> _Extracted entries_
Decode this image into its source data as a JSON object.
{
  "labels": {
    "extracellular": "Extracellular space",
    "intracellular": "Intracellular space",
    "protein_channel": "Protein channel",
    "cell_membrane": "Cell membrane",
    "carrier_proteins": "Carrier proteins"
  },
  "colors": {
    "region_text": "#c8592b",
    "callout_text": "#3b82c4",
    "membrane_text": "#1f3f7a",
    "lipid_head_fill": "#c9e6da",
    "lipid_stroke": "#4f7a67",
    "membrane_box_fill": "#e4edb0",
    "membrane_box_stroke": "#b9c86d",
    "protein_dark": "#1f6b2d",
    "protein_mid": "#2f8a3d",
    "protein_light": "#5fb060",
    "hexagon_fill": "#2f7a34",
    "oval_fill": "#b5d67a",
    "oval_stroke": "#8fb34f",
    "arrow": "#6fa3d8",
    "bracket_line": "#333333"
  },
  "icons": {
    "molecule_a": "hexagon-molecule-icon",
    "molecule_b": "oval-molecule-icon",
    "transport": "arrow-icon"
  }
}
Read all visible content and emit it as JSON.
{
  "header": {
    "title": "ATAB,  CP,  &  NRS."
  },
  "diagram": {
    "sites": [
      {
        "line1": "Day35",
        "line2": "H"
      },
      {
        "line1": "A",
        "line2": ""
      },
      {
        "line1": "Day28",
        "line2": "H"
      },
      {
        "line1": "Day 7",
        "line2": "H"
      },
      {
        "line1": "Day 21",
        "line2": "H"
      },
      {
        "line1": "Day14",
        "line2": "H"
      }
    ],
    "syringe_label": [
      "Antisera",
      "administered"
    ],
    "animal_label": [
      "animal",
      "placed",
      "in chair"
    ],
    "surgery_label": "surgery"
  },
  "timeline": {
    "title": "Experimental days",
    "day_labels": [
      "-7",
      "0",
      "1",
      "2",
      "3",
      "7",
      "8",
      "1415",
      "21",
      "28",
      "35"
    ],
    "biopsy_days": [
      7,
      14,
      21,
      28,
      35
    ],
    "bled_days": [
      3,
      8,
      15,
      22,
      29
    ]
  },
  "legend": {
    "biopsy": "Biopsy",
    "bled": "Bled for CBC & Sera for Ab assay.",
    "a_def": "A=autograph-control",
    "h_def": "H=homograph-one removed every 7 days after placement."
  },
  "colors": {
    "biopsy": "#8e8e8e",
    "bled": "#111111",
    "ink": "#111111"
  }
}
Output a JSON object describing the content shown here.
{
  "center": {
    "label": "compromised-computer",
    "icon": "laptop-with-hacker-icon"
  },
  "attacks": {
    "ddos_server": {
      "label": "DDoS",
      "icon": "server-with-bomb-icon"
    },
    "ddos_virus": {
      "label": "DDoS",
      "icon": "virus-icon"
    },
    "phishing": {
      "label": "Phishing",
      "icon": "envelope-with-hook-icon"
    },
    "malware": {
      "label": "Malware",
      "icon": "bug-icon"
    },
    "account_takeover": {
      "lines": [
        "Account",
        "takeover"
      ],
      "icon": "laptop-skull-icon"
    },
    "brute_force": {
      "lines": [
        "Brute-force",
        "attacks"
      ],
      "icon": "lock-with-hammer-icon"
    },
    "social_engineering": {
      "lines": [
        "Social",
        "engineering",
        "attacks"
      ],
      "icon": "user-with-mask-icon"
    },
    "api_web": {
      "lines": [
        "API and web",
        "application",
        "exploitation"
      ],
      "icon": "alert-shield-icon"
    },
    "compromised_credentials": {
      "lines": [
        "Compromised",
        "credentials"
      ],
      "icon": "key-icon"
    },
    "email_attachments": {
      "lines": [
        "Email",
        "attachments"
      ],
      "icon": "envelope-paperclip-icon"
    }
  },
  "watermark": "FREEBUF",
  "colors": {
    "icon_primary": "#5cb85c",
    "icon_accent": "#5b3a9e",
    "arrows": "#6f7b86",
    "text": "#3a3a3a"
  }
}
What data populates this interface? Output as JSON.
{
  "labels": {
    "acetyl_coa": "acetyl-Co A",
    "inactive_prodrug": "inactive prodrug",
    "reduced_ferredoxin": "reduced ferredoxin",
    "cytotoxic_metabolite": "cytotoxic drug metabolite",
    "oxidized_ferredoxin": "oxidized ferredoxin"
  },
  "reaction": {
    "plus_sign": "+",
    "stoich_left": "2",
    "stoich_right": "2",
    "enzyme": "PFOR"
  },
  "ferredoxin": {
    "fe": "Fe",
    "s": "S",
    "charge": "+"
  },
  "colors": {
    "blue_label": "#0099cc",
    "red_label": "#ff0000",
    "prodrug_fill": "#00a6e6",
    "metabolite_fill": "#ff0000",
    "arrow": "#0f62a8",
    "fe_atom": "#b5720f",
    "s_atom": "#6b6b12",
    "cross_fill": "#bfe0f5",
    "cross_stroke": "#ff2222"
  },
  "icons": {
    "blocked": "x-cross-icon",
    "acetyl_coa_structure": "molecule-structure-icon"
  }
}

> _Assigned task_
Could you retype every record above exactly as written?

> _Result below_
Decode this image into its source data as a JSON object.
{
  "labels": {
    "extracellular": "Extracellular space",
    "intracellular": "Intracellular space",
    "protein_channel": "Protein channel",
    "cell_membrane": "Cell membrane",
    "carrier_proteins": "Carrier proteins"
  },
  "colors": {
    "region_text": "#c8592b",
    "callout_text": "#3b82c4",
    "membrane_text": "#1f3f7a",
    "lipid_head_fill": "#c9e6da",
    "lipid_stroke": "#4f7a67",
    "membrane_box_fill": "#e4edb0",
    "membrane_box_stroke": "#b9c86d",
    "protein_dark": "#1f6b2d",
    "protein_mid": "#2f8a3d",
    "protein_light": "#5fb060",
    "hexagon_fill": "#2f7a34",
    "oval_fill": "#b5d67a",
    "oval_stroke": "#8fb34f",
    "arrow": "#6fa3d8",
    "bracket_line": "#333333"
  },
  "icons": {
    "molecule_a": "hexagon-molecule-icon",
    "molecule_b": "oval-molecule-icon",
    "transport": "arrow-icon"
  }
}
Read all visible content and emit it as JSON.
{
  "header": {
    "title": "ATAB,  CP,  &  NRS."
  },
  "diagram": {
    "sites": [
      {
        "line1": "Day35",
        "line2": "H"
      },
      {
        "line1": "A",
        "line2": ""
      },
      {
        "line1": "Day28",
        "line2": "H"
      },
      {
        "line1": "Day 7",
        "line2": "H"
      },
      {
        "line1": "Day 21",
        "line2": "H"
      },
      {
        "line1": "Day14",
        "line2": "H"
      }
    ],
    "syringe_label": [
      "Antisera",
      "administered"
    ],
    "animal_label": [
      "animal",
      "placed",
      "in chair"
    ],
    "surgery_label": "surgery"
  },
  "timeline": {
    "title": "Experimental days",
    "day_labels": [
      "-7",
      "0",
      "1",
      "2",
      "3",
      "7",
      "8",
      "1415",
      "21",
      "28",
      "35"
    ],
    "biopsy_days": [
      7,
      14,
      21,
      28,
      35
    ],
    "bled_days": [
      3,
      8,
      15,
      22,
      29
    ]
  },
  "legend": {
    "biopsy": "Biopsy",
    "bled": "Bled for CBC & Sera for Ab assay.",
    "a_def": "A=autograph-control",
    "h_def": "H=homograph-one removed every 7 days after placement."
  },
  "colors": {
    "biopsy": "#8e8e8e",
    "bled": "#111111",
    "ink": "#111111"
  }
}
Output a JSON object describing the content shown here.
{
  "center": {
    "label": "compromised-computer",
    "icon": "laptop-with-hacker-icon"
  },
  "attacks": {
    "ddos_server": {
      "label": "DDoS",
      "icon": "server-with-bomb-icon"
    },
    "ddos_virus": {
      "label": "DDoS",
      "icon": "virus-icon"
    },
    "phishing": {
      "label": "Phishing",
      "icon": "envelope-with-hook-icon"
    },
    "malware": {
      "label": "Malware",
      "icon": "bug-icon"
    },
    "account_takeover": {
      "lines": [
        "Account",
        "takeover"
      ],
      "icon": "laptop-skull-icon"
    },
    "brute_force": {
      "lines": [
        "Brute-force",
        "attacks"
      ],
      "icon": "lock-with-hammer-icon"
    },
    "social_engineering": {
      "lines": [
        "Social",
        "engineering",
        "attacks"
      ],
      "icon": "user-with-mask-icon"
    },
    "api_web": {
      "lines": [
        "API and web",
        "application",
        "exploitation"
      ],
      "icon": "alert-shield-icon"
    },
    "compromised_credentials": {
      "lines": [
        "Compromised",
        "credentials"
      ],
      "icon": "key-icon"
    },
    "email_attachments": {
      "lines": [
        "Email",
        "attachments"
      ],
      "icon": "envelope-paperclip-icon"
    }
  },
  "watermark": "FREEBUF",
  "colors": {
    "icon_primary": "#5cb85c",
    "icon_accent": "#5b3a9e",
    "arrows": "#6f7b86",
    "text": "#3a3a3a"
  }
}
What data populates this interface? Output as JSON.
{
  "labels": {
    "acetyl_coa": "acetyl-Co A",
    "inactive_prodrug": "inactive prodrug",
    "reduced_ferredoxin": "reduced ferredoxin",
    "cytotoxic_metabolite": "cytotoxic drug metabolite",
    "oxidized_ferredoxin": "oxidized ferredoxin"
  },
  "reaction": {
    "plus_sign": "+",
    "stoich_left": "2",
    "stoich_right": "2",
    "enzyme": "PFOR"
  },
  "ferredoxin": {
    "fe": "Fe",
    "s": "S",
    "charge": "+"
  },
  "colors": {
    "blue_label": "#0099cc",
    "red_label": "#ff0000",
    "prodrug_fill": "#00a6e6",
    "metabolite_fill": "#ff0000",
    "arrow": "#0f62a8",
    "fe_atom": "#b5720f",
    "s_atom": "#6b6b12",
    "cross_fill": "#bfe0f5",
    "cross_stroke": "#ff2222"
  },
  "icons": {
    "blocked": "x-cross-icon",
    "acetyl_coa_structure": "molecule-structure-icon"
  }
}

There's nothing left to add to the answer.